**Supplied information:**
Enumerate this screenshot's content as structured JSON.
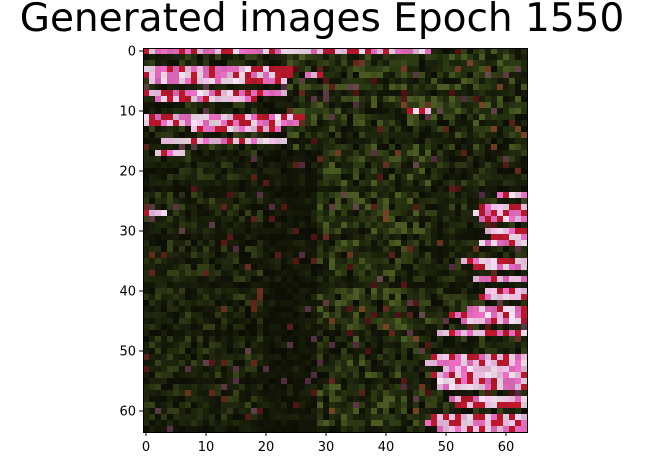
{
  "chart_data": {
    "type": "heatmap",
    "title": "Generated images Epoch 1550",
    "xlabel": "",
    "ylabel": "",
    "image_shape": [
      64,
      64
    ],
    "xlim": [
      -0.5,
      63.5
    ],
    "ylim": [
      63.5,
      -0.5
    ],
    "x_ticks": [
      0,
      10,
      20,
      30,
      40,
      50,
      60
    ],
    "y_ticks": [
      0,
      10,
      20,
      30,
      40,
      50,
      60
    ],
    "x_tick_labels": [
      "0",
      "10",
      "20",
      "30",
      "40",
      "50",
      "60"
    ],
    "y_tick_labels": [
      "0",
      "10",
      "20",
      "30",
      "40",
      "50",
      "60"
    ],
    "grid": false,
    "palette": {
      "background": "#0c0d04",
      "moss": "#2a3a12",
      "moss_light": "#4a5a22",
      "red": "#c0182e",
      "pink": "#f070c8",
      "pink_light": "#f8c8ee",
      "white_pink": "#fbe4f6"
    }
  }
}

---

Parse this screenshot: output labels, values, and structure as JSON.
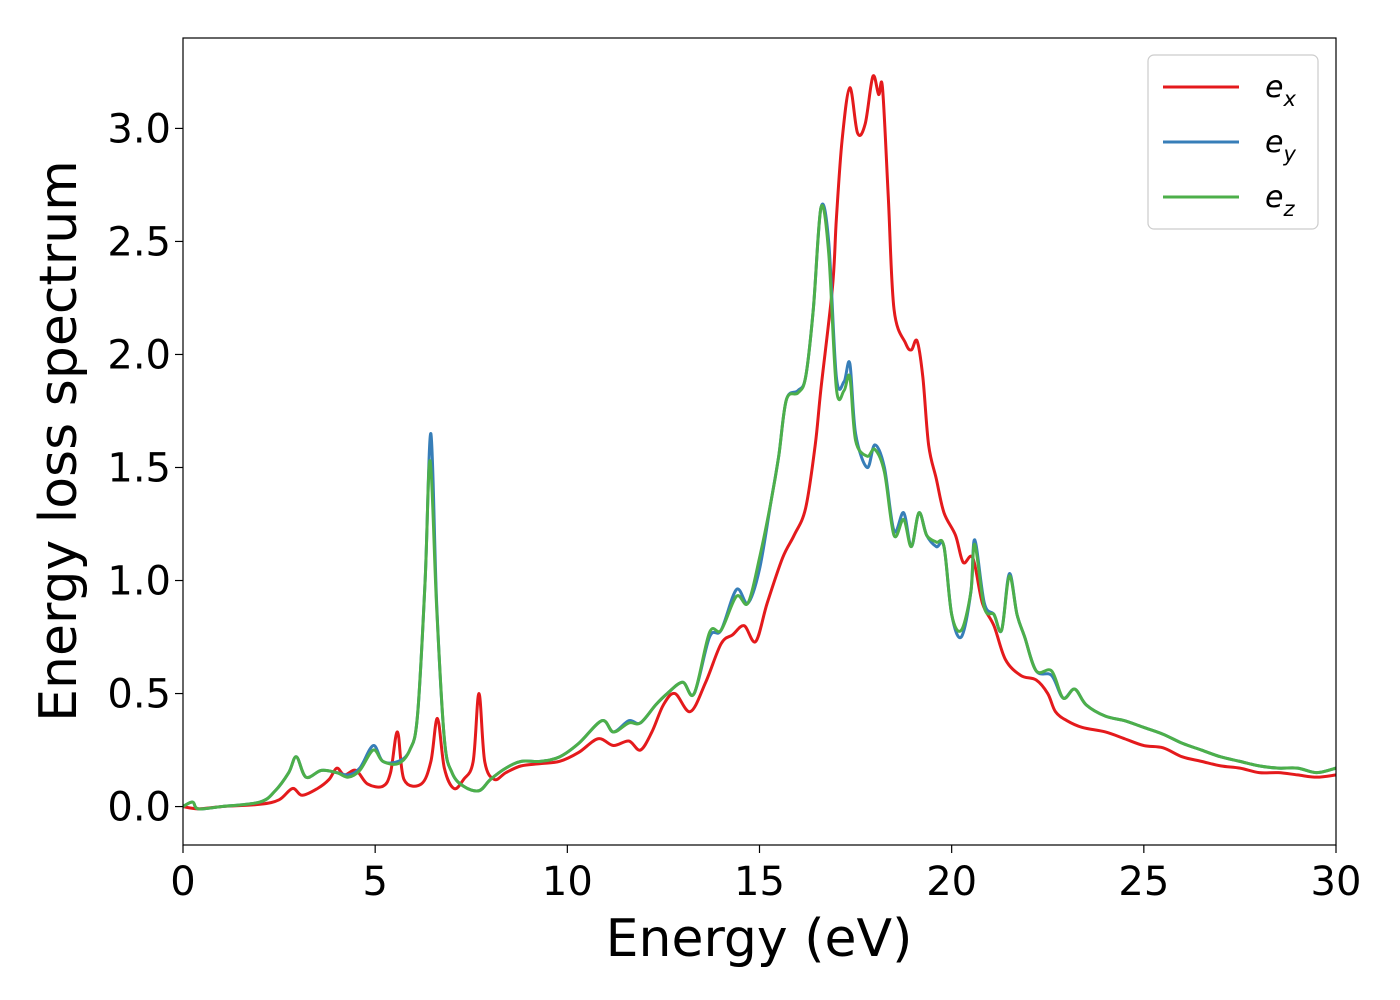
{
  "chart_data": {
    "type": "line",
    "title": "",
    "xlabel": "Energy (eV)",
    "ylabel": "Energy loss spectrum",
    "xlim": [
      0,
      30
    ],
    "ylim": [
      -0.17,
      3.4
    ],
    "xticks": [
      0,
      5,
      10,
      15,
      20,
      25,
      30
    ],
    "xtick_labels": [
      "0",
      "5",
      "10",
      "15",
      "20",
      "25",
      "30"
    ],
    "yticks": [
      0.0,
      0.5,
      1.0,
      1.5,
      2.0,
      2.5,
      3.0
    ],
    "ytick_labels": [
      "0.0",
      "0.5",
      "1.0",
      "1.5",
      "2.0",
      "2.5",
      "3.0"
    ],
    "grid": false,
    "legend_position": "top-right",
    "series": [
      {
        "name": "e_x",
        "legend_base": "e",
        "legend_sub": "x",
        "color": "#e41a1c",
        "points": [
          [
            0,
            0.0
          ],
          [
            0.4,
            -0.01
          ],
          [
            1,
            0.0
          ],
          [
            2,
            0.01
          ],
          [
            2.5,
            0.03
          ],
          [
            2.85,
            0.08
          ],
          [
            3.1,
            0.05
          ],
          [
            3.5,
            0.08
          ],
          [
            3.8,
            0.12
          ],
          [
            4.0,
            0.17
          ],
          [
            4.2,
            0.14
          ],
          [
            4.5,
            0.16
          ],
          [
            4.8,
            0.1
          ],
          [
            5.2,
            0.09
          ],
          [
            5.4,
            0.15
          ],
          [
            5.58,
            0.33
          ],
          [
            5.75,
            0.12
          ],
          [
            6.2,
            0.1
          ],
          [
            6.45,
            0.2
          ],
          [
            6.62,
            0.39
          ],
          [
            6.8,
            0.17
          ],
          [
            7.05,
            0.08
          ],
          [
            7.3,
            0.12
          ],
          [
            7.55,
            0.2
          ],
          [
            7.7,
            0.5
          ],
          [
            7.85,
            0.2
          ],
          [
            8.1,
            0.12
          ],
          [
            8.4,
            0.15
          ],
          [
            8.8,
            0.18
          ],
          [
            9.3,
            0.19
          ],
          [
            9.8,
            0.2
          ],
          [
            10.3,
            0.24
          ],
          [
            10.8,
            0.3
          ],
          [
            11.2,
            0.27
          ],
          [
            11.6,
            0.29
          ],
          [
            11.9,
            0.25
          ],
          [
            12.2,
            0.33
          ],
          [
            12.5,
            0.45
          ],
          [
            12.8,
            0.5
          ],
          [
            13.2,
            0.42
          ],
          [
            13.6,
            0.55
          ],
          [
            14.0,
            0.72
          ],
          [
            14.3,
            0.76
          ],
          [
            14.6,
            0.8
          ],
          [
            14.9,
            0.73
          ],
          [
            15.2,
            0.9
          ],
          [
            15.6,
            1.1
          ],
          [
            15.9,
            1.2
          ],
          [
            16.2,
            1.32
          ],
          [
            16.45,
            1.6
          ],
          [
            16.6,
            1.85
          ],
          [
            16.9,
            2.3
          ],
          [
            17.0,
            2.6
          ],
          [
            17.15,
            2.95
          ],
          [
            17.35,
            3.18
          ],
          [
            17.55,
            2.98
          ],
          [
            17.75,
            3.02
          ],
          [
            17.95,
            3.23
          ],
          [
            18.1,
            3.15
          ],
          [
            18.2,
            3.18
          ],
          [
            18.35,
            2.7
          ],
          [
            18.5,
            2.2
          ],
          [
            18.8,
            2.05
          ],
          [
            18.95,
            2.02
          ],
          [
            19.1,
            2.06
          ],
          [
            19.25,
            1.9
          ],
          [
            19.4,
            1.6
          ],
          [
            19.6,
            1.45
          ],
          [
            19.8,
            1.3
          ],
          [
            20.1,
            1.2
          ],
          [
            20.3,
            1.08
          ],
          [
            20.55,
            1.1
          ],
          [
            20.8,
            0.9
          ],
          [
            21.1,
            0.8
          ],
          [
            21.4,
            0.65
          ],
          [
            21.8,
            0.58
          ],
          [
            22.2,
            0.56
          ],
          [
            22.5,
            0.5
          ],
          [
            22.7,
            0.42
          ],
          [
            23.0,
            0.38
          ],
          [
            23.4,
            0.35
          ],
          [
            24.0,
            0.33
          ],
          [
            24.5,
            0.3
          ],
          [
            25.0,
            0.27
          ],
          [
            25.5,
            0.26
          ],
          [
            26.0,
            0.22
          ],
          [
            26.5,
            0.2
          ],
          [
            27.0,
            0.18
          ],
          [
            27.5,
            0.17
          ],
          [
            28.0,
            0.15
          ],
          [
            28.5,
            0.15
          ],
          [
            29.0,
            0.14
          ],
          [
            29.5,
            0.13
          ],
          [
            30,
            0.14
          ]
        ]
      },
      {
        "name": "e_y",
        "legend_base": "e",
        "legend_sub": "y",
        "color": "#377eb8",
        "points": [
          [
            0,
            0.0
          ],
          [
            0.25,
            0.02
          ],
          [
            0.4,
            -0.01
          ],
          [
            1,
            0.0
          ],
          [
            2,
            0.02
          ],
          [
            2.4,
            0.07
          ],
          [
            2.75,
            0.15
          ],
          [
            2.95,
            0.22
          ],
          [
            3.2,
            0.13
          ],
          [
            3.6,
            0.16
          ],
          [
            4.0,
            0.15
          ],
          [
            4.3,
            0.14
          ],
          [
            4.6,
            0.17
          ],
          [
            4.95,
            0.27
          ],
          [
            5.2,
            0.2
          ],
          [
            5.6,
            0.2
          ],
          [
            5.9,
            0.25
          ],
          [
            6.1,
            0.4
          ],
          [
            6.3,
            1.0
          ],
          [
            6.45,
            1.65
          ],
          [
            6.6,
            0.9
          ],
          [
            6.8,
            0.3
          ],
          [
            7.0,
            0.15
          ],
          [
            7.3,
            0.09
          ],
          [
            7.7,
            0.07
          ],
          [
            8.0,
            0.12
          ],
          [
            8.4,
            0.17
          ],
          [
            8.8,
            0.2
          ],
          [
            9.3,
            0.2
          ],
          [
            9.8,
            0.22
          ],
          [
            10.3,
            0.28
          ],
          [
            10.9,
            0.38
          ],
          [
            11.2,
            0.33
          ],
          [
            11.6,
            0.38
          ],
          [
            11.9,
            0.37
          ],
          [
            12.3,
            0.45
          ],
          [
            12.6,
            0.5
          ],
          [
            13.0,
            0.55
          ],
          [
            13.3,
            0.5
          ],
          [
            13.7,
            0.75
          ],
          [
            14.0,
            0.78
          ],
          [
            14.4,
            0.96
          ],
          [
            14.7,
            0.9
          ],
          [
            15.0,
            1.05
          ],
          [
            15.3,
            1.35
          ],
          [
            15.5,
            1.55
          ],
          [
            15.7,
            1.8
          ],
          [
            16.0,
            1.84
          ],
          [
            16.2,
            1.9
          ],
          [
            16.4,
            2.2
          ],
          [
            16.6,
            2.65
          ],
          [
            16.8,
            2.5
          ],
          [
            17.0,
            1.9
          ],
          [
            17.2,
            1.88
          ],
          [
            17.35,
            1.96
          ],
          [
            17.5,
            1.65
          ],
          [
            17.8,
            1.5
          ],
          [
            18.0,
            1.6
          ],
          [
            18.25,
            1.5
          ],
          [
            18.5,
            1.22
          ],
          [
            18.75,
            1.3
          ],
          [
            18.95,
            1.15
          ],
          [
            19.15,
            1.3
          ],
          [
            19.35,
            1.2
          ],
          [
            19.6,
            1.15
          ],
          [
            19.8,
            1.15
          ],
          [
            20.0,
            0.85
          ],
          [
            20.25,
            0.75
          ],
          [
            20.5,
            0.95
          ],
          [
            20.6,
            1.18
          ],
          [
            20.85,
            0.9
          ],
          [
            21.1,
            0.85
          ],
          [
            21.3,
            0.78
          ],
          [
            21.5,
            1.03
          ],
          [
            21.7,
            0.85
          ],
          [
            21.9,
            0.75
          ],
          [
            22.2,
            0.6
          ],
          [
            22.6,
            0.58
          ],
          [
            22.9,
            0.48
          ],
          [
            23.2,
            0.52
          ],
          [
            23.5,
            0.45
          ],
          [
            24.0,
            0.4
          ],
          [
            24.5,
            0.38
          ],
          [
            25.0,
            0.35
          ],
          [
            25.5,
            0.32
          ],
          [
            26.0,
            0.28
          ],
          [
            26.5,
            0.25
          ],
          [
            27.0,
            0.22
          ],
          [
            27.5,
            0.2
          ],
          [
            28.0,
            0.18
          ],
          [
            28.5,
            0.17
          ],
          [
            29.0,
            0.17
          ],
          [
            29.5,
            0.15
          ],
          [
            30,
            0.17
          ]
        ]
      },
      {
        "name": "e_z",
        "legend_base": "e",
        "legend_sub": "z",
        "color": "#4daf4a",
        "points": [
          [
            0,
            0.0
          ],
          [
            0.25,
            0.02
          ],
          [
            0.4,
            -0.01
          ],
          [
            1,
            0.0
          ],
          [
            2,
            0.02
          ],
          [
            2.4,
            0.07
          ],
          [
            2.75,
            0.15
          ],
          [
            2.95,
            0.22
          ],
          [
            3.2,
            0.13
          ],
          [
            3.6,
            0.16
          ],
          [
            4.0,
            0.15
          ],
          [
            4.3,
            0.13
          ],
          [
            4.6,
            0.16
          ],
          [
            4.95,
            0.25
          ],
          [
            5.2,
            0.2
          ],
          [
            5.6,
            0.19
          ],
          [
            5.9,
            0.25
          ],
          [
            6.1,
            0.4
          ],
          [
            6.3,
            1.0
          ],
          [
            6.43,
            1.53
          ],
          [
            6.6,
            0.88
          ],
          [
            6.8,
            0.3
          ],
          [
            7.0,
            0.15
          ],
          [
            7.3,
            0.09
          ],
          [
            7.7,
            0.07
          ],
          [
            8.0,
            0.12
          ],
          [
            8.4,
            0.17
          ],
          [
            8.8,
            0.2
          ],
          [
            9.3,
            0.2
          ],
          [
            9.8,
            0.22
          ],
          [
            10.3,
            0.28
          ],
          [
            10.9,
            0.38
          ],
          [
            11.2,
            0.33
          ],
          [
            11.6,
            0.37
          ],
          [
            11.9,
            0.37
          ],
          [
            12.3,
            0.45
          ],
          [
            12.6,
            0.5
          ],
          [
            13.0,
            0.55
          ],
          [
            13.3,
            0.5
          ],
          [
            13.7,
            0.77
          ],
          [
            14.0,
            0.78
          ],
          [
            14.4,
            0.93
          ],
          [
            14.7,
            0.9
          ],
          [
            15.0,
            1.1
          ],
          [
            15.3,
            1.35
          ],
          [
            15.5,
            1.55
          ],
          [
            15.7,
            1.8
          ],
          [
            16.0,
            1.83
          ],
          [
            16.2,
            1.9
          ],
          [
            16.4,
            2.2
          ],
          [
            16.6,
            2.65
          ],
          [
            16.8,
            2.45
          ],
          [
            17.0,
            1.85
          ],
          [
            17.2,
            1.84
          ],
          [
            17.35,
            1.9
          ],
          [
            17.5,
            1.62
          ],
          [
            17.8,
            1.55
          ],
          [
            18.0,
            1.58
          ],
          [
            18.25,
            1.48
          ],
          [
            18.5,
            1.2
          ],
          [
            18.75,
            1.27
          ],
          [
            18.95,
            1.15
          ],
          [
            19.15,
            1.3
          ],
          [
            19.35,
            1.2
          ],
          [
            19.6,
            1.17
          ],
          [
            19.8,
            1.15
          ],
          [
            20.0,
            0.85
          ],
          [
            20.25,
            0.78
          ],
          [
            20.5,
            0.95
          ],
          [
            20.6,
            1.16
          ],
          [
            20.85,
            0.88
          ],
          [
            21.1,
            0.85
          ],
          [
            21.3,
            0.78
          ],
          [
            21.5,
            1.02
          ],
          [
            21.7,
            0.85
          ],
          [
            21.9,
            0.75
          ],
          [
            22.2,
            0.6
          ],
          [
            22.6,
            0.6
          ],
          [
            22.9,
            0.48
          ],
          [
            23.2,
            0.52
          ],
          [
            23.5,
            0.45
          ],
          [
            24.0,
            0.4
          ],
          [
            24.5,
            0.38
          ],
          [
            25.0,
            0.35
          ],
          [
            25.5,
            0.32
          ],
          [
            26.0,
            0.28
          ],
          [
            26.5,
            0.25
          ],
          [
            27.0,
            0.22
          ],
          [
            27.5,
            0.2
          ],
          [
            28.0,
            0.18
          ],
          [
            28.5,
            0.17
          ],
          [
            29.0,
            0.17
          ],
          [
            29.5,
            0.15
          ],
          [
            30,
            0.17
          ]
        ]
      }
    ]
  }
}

**Aim of the exercise:**
Look through the entries above and report each line where the string "ylabel" occurs.

**Finished answer:**
    "ylabel": "",
    "ylabel": "Energy loss spectrum",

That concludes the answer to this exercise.